→ DESCRIPTION OF THE TASK
Tell how many lines in the data below include the word "text". The answer is the number only.

# Start of RECORDS SHOWN

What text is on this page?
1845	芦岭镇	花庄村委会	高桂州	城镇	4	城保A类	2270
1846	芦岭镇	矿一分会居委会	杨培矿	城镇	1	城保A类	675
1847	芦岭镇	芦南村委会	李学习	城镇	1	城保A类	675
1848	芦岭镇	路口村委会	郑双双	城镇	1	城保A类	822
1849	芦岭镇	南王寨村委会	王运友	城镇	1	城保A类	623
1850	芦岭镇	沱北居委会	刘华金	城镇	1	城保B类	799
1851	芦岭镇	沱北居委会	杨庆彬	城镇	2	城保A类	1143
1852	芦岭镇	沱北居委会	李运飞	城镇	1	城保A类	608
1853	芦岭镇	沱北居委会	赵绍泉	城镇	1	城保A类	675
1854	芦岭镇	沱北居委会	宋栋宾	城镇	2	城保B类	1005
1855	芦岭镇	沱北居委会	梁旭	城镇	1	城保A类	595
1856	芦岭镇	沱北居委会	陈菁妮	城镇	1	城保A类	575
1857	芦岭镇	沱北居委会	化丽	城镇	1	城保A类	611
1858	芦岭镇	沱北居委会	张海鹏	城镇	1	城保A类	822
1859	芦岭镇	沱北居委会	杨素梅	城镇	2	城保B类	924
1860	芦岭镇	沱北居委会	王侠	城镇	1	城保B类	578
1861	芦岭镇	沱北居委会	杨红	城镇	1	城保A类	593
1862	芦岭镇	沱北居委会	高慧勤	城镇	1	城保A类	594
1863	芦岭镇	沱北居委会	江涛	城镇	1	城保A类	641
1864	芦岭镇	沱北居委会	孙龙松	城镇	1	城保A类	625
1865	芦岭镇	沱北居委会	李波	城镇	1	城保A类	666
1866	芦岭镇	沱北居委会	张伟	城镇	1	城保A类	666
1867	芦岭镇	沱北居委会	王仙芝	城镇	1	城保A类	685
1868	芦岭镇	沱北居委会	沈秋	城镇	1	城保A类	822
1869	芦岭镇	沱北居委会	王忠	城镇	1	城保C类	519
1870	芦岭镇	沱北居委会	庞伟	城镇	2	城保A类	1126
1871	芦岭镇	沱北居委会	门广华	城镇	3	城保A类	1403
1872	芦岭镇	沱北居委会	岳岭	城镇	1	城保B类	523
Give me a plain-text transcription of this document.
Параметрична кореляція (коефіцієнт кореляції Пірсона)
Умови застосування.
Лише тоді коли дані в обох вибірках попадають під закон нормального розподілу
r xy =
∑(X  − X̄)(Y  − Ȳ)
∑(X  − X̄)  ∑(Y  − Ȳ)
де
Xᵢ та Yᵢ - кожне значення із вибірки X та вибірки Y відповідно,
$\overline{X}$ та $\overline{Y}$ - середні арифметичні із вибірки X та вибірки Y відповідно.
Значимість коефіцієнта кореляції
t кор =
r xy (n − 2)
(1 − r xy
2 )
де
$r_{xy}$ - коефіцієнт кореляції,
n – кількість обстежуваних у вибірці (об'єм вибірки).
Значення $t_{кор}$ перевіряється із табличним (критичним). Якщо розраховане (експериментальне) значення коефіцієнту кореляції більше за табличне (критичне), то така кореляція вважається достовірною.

# End of RECORDS SHOWN

→ PROBLEM SOLUTION
2